OBJECTIVE =
Pick every line from the data that holds the word "依法必须进行招标的项目".

#### INPUT FOR THIS TASK

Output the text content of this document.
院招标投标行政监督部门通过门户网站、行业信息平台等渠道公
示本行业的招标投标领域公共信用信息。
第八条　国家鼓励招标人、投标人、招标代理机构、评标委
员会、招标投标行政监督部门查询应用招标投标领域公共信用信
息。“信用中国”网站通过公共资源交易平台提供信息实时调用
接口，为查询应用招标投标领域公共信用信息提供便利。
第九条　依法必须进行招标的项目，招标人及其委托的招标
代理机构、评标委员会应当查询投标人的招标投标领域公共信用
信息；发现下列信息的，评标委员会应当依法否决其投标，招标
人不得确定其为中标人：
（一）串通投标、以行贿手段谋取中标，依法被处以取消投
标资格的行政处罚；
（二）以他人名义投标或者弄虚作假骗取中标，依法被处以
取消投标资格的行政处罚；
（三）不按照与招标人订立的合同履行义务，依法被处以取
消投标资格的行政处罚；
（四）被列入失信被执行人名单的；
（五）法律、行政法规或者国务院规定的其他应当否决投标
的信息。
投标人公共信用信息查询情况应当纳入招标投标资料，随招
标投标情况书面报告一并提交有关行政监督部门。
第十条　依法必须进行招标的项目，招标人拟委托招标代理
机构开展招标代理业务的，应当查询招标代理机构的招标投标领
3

########

ANSWER TO THE EXERCISE =
第九条　依法必须进行招标的项目，招标人及其委托的招标
第十条　依法必须进行招标的项目，招标人拟委托招标代理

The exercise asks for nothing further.